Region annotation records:
★ ★ ★

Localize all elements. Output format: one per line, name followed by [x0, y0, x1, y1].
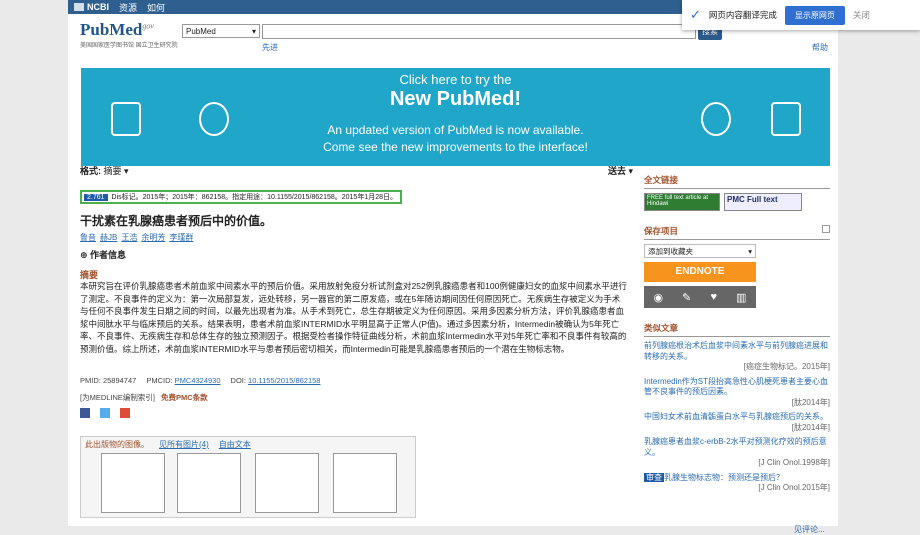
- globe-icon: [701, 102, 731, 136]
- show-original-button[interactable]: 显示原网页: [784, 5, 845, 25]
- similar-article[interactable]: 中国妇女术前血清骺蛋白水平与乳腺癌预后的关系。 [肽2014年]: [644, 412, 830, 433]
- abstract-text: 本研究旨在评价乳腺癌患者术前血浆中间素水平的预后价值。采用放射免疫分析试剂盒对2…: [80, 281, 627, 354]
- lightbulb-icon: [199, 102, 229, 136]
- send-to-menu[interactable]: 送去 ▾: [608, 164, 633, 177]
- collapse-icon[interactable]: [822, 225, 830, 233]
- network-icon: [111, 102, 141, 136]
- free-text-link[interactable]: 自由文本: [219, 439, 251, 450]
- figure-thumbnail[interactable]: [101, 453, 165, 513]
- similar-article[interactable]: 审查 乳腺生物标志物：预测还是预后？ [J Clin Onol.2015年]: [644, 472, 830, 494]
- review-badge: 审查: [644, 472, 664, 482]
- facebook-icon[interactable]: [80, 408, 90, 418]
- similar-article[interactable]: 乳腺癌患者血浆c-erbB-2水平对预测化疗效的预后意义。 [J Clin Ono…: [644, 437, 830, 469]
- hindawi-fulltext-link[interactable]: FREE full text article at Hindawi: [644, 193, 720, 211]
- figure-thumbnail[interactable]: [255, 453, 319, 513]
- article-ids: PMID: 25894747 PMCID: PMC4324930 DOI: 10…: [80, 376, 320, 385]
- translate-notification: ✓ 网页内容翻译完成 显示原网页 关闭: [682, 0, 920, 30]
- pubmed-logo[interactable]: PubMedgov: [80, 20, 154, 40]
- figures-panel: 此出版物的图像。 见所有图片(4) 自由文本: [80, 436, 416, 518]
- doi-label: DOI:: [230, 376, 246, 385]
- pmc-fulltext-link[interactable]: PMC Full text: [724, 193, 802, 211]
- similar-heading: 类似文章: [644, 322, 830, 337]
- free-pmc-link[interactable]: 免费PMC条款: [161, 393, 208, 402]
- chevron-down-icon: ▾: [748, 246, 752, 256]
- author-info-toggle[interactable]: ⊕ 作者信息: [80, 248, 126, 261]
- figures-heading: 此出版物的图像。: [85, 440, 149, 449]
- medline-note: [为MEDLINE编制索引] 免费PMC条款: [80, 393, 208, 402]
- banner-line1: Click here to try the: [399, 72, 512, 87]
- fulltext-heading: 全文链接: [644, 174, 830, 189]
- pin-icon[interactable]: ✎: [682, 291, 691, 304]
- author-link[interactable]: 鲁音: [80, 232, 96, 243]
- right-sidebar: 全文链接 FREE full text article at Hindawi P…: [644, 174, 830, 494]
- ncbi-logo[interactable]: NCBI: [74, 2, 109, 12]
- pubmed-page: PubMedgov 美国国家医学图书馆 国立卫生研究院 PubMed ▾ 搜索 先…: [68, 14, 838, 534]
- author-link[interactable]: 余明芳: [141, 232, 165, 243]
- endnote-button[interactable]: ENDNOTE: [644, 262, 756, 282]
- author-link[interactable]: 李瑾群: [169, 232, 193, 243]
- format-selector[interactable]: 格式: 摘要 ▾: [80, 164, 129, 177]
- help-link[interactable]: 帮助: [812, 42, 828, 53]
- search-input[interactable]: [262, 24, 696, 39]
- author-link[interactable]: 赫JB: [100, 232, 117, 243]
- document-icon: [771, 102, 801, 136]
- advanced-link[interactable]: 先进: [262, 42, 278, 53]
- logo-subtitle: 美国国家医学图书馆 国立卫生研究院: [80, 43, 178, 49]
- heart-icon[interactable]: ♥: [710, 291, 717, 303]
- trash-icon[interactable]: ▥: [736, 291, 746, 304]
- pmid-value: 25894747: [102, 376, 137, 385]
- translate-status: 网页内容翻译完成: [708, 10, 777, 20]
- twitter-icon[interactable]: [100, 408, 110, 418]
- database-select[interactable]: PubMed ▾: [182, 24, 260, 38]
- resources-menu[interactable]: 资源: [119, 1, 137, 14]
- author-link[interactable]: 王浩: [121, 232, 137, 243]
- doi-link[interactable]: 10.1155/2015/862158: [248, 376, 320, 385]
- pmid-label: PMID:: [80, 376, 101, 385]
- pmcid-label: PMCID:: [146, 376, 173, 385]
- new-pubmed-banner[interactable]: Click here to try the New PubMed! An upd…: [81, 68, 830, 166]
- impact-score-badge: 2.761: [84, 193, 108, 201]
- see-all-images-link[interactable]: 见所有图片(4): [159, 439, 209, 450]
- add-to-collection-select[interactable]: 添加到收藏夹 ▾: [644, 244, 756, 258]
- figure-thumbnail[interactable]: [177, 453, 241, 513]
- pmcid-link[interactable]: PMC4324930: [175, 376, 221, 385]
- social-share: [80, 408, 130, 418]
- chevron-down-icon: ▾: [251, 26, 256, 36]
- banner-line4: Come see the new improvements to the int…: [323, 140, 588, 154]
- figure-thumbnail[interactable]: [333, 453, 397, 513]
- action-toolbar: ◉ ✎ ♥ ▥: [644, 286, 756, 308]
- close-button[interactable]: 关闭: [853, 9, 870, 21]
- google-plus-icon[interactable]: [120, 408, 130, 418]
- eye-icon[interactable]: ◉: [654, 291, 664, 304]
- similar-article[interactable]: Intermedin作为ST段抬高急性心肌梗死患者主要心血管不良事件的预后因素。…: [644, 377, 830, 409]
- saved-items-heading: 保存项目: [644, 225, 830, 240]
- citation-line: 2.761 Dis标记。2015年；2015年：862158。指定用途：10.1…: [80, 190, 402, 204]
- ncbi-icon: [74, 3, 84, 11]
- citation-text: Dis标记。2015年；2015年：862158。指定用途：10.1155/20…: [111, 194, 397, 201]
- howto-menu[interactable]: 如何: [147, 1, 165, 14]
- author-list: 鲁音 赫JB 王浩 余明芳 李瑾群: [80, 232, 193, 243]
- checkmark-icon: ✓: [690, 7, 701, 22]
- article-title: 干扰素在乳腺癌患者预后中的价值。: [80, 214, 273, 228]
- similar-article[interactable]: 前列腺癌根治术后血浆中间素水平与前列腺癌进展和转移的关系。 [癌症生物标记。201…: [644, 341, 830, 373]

★ ★ ★

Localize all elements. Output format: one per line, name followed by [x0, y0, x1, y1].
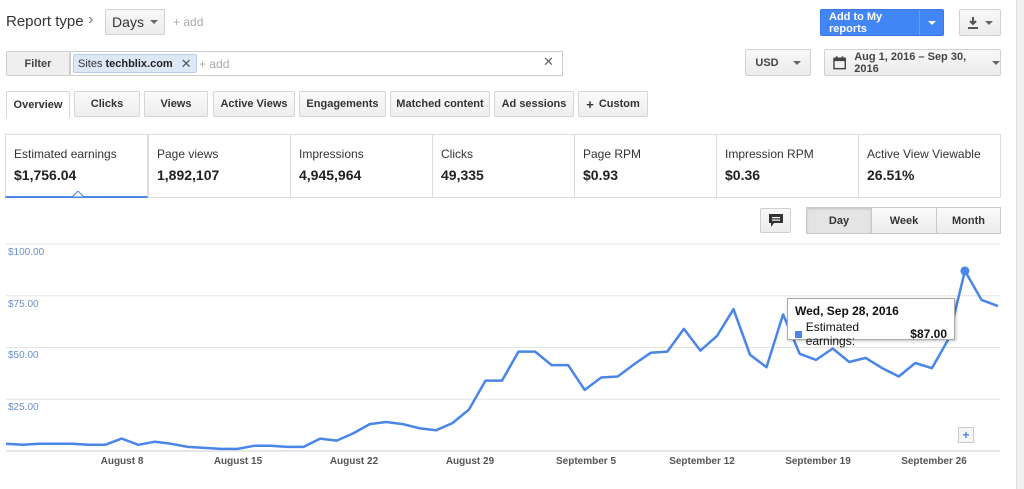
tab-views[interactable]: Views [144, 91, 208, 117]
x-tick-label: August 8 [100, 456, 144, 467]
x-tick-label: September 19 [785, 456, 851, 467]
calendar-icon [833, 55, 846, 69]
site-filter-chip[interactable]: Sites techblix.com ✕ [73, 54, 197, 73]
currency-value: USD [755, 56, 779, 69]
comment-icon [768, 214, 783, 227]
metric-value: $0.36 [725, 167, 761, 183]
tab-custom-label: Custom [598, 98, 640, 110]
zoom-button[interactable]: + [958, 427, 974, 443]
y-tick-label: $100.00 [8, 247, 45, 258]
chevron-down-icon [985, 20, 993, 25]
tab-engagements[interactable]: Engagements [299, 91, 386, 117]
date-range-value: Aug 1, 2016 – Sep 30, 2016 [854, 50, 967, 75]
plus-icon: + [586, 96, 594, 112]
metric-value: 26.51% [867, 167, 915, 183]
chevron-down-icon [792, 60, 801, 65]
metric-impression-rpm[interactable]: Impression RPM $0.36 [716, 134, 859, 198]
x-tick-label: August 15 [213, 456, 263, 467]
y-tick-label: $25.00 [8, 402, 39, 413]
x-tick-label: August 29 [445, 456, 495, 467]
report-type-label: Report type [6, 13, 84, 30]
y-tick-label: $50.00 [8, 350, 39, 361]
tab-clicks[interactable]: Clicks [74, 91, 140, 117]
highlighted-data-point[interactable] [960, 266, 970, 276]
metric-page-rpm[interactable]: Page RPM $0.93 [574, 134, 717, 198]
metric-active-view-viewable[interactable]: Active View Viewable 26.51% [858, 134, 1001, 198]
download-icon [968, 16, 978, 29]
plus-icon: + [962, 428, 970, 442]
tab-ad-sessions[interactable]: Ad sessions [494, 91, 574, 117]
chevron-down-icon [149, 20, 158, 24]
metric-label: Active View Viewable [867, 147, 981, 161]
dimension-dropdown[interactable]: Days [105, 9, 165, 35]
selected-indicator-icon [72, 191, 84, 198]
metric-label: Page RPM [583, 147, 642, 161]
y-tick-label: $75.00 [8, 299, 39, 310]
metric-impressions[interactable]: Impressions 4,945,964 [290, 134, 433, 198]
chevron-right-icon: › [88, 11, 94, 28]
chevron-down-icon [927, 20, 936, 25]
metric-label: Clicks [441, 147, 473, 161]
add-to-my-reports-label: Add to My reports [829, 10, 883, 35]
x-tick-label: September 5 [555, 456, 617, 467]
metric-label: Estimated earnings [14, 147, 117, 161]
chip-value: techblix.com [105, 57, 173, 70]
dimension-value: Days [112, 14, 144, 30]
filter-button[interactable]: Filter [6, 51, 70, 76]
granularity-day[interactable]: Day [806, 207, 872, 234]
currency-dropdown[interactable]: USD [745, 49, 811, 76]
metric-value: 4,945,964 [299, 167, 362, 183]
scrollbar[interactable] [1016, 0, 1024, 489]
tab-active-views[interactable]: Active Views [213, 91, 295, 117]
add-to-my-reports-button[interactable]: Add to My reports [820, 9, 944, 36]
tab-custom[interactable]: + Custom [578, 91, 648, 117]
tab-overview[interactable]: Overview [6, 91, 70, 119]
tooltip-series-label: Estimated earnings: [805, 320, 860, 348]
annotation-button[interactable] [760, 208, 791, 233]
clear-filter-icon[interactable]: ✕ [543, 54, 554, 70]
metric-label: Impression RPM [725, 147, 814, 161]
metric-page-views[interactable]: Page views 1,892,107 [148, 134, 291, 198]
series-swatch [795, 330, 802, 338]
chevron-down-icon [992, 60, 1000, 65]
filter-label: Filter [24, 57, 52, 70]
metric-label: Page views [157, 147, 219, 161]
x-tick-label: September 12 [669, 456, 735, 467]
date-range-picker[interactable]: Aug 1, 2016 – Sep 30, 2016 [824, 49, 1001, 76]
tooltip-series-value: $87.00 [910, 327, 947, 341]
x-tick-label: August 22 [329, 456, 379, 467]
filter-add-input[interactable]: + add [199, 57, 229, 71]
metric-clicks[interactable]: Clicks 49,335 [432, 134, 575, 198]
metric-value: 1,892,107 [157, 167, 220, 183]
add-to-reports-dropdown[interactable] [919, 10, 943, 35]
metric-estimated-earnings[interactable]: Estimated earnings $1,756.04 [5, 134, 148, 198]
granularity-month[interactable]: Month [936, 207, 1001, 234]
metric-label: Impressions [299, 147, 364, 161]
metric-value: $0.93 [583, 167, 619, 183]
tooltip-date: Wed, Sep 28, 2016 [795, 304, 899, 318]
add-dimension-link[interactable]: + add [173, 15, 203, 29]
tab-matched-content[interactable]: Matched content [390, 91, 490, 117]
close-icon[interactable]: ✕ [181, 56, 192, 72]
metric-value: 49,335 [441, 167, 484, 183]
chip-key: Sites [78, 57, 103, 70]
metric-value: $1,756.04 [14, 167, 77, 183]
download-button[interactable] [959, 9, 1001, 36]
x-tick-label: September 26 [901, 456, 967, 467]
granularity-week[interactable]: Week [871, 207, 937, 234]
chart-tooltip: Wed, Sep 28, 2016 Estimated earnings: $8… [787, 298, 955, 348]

★ ★ ★

=== Goal ===
Put every line of the material from the one containing "tab-views[interactable]: Views [144, 91, 208, 117]" through the one containing "date-range-value: Aug 1, 2016", both included, into a Markdown table. Use the columns Row and Entry, and leave out any blank lines.

=== Completed exercise ===
| Row | Entry |
|---|---|
| 1 | tab-views[interactable]: Views [144, 91, 208, 117] |
| 2 | x-tick-label: August 8 [100, 456, 144, 467] |
| 3 | x-tick-label: September 19 [785, 456, 851, 467] |
| 4 | calendar-icon [833, 55, 846, 69] |
| 5 | site-filter-chip[interactable]: Sites techblix.com ✕ [73, 54, 197, 73] |
| 6 | currency-value: USD [755, 56, 779, 69] |
| 7 | comment-icon [768, 214, 783, 227] |
| 8 | metric-value: $0.36 [725, 167, 761, 183] |
| 9 | tab-custom-label: Custom [598, 98, 640, 110] |
| 10 | zoom-button[interactable]: + [958, 427, 974, 443] |
| 11 | y-tick-label: $100.00 [8, 247, 45, 258] |
| 12 | chevron-down-icon [985, 20, 993, 25] |
| 13 | tab-engagements[interactable]: Engagements [299, 91, 386, 117] |
| 14 | date-range-value: Aug 1, 2016 – Sep 30, 2016 [854, 50, 967, 75] |